> _Data section_:
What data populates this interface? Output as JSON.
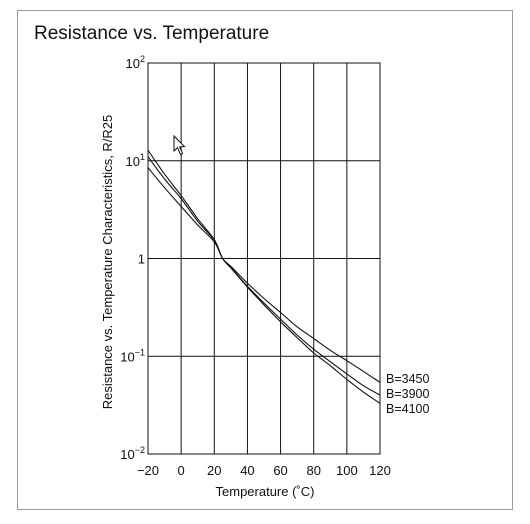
{
  "chart_data": {
    "type": "line",
    "title": "Resistance vs. Temperature",
    "xlabel": "Temperature (˚C)",
    "ylabel": "Resistance vs. Temperature Characteristics, R/R25",
    "xlim": [
      -20,
      120
    ],
    "ylim": [
      0.01,
      100
    ],
    "yscale": "log",
    "grid": true,
    "x_ticks": [
      "−20",
      "0",
      "20",
      "40",
      "60",
      "80",
      "100",
      "120"
    ],
    "x_tick_values": [
      -20,
      0,
      20,
      40,
      60,
      80,
      100,
      120
    ],
    "y_ticks": [
      {
        "value": 100,
        "base": "10",
        "exp": "2"
      },
      {
        "value": 10,
        "base": "10",
        "exp": "1"
      },
      {
        "value": 1,
        "base": "1",
        "exp": ""
      },
      {
        "value": 0.1,
        "base": "10",
        "exp": "−1"
      },
      {
        "value": 0.01,
        "base": "10",
        "exp": "−2"
      }
    ],
    "x": [
      -20,
      -10,
      0,
      10,
      20,
      25,
      30,
      40,
      50,
      60,
      70,
      80,
      90,
      100,
      110,
      120
    ],
    "series": [
      {
        "name": "B=3450",
        "values": [
          8.5,
          5.3,
          3.4,
          2.2,
          1.48,
          1.0,
          0.83,
          0.56,
          0.39,
          0.28,
          0.2,
          0.152,
          0.115,
          0.09,
          0.07,
          0.054
        ]
      },
      {
        "name": "B=3900",
        "values": [
          11.0,
          6.5,
          4.1,
          2.4,
          1.54,
          1.0,
          0.81,
          0.52,
          0.35,
          0.24,
          0.165,
          0.118,
          0.088,
          0.066,
          0.05,
          0.04
        ]
      },
      {
        "name": "B=4100",
        "values": [
          12.8,
          7.3,
          4.4,
          2.55,
          1.56,
          1.0,
          0.8,
          0.51,
          0.335,
          0.225,
          0.155,
          0.108,
          0.08,
          0.058,
          0.043,
          0.033
        ]
      }
    ]
  }
}
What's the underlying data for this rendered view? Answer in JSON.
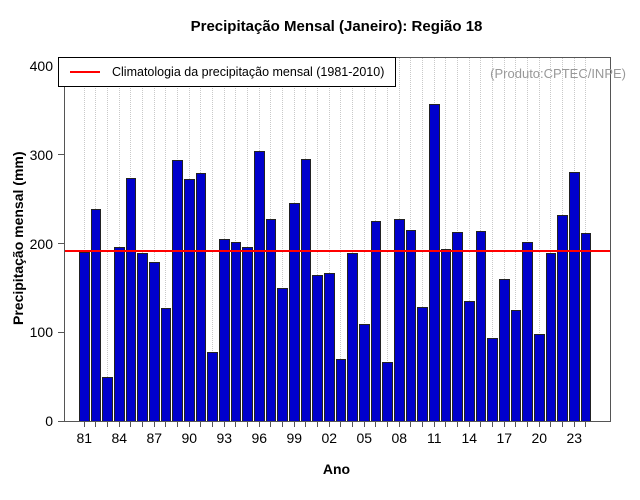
{
  "chart_data": {
    "type": "bar",
    "title": "Precipitação Mensal (Janeiro): Região 18",
    "xlabel": "Ano",
    "ylabel": "Precipitação mensal (mm)",
    "annotation": "(Produto:CPTEC/INPE)",
    "legend": {
      "label": "Climatologia da precipitação mensal (1981-2010)",
      "position": "top-left"
    },
    "ylim": [
      0,
      400
    ],
    "yticks": [
      0,
      100,
      200,
      300,
      400
    ],
    "grid": "vertical-dotted",
    "bar_color": "#0000cc",
    "bar_border_color": "#222222",
    "climatology_color": "#ff0000",
    "climatology_value": 192,
    "years": [
      1981,
      1982,
      1983,
      1984,
      1985,
      1986,
      1987,
      1988,
      1989,
      1990,
      1991,
      1992,
      1993,
      1994,
      1995,
      1996,
      1997,
      1998,
      1999,
      2000,
      2001,
      2002,
      2003,
      2004,
      2005,
      2006,
      2007,
      2008,
      2009,
      2010,
      2011,
      2012,
      2013,
      2014,
      2015,
      2016,
      2017,
      2018,
      2019,
      2020,
      2021,
      2022,
      2023,
      2024
    ],
    "values": [
      190,
      239,
      50,
      196,
      274,
      189,
      179,
      127,
      294,
      273,
      279,
      78,
      205,
      202,
      196,
      304,
      228,
      150,
      246,
      295,
      165,
      167,
      70,
      189,
      109,
      225,
      66,
      228,
      215,
      129,
      357,
      194,
      213,
      135,
      214,
      94,
      160,
      125,
      202,
      98,
      189,
      232,
      281,
      212
    ],
    "x_tick_label_every": 3,
    "x_tick_labels_shown": [
      "81",
      "84",
      "87",
      "90",
      "93",
      "96",
      "99",
      "02",
      "05",
      "08",
      "11",
      "14",
      "17",
      "20",
      "23"
    ]
  }
}
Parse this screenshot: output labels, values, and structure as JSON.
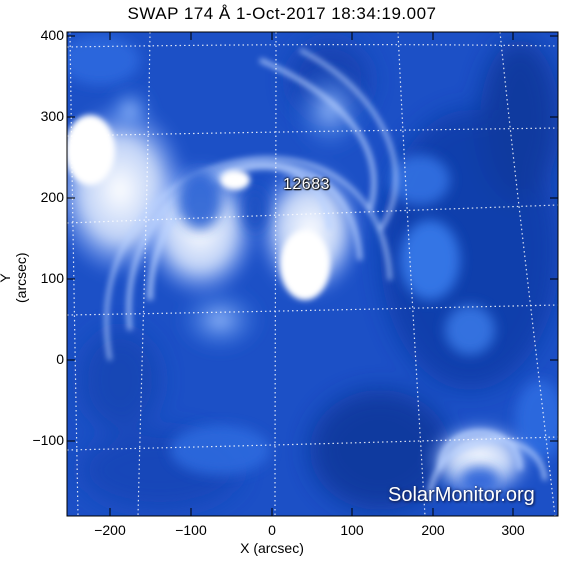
{
  "title": "SWAP 174 Å  1-Oct-2017 18:34:19.007",
  "x_axis": {
    "label": "X (arcsec)",
    "ticks": [
      "−200",
      "−100",
      "0",
      "100",
      "200",
      "300"
    ]
  },
  "y_axis": {
    "label": "Y (arcsec)",
    "ticks": [
      "400",
      "300",
      "200",
      "100",
      "0",
      "−100"
    ]
  },
  "region_label": "12683",
  "watermark": "SolarMonitor.org",
  "colors": {
    "deep_blue": "#0c3aa8",
    "mid_blue": "#2a6de0",
    "bright_blue": "#8fb8ff",
    "white": "#ffffff"
  }
}
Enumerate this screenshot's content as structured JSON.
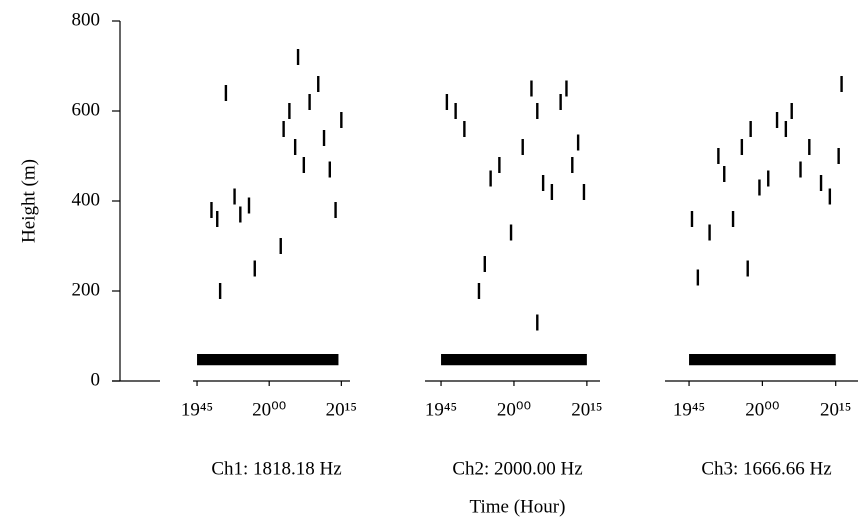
{
  "chart_data": [
    {
      "type": "scatter",
      "title": "Ch1: 1818.18 Hz",
      "ylabel": "Height (m)",
      "ylim": [
        0,
        800
      ],
      "yticks": [
        0,
        200,
        400,
        600,
        800
      ],
      "xlim": [
        19.736,
        20.28
      ],
      "xticks": [
        {
          "value": 19.75,
          "label": "19⁴⁵"
        },
        {
          "value": 20,
          "label": "20⁰⁰"
        },
        {
          "value": 20.25,
          "label": "20¹⁵"
        }
      ],
      "x": [
        19.8,
        19.82,
        19.85,
        19.88,
        19.9,
        19.93,
        19.95,
        19.83,
        20.05,
        20.07,
        20.09,
        20.12,
        20.14,
        20.17,
        20.19,
        20.21,
        20.23,
        20.25,
        20.04,
        20.1
      ],
      "y": [
        380,
        360,
        640,
        410,
        370,
        390,
        250,
        200,
        560,
        600,
        520,
        480,
        620,
        660,
        540,
        470,
        380,
        580,
        300,
        720
      ],
      "clutter": {
        "x": [
          19.75,
          20.24
        ],
        "y": [
          35,
          60
        ]
      },
      "color": "#000000"
    },
    {
      "type": "scatter",
      "title": "Ch2: 2000.00 Hz",
      "xlabel": "Time (Hour)",
      "ylim": [
        0,
        800
      ],
      "xlim": [
        19.695,
        20.295
      ],
      "xticks": [
        {
          "value": 19.75,
          "label": "19⁴⁵"
        },
        {
          "value": 20,
          "label": "20⁰⁰"
        },
        {
          "value": 20.25,
          "label": "20¹⁵"
        }
      ],
      "x": [
        19.77,
        19.8,
        19.83,
        19.88,
        19.92,
        19.95,
        19.99,
        20.03,
        20.06,
        20.08,
        20.1,
        20.13,
        20.16,
        20.18,
        20.2,
        20.22,
        20.24,
        20.08,
        19.9
      ],
      "y": [
        620,
        600,
        560,
        200,
        450,
        480,
        330,
        520,
        650,
        600,
        440,
        420,
        620,
        650,
        480,
        530,
        420,
        130,
        260
      ],
      "clutter": {
        "x": [
          19.75,
          20.25
        ],
        "y": [
          35,
          60
        ]
      },
      "color": "#000000"
    },
    {
      "type": "scatter",
      "title": "Ch3: 1666.66 Hz",
      "ylim": [
        0,
        800
      ],
      "xlim": [
        19.668,
        20.326
      ],
      "xticks": [
        {
          "value": 19.75,
          "label": "19⁴⁵"
        },
        {
          "value": 20,
          "label": "20⁰⁰"
        },
        {
          "value": 20.25,
          "label": "20¹⁵"
        }
      ],
      "x": [
        19.76,
        19.78,
        19.82,
        19.85,
        19.87,
        19.9,
        19.93,
        19.96,
        19.99,
        20.02,
        20.05,
        20.08,
        20.1,
        20.13,
        20.16,
        20.2,
        20.23,
        20.26,
        20.27,
        19.95
      ],
      "y": [
        360,
        230,
        330,
        500,
        460,
        360,
        520,
        560,
        430,
        450,
        580,
        560,
        600,
        470,
        520,
        440,
        410,
        500,
        660,
        250
      ],
      "clutter": {
        "x": [
          19.75,
          20.25
        ],
        "y": [
          35,
          60
        ]
      },
      "color": "#000000"
    }
  ]
}
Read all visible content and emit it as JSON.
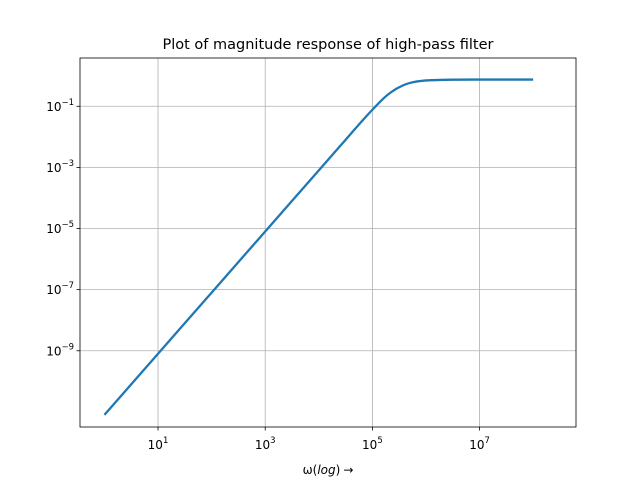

> _Set exercise_: Answer only with how many lines in the records include "xlabel".

> _Full response_: 3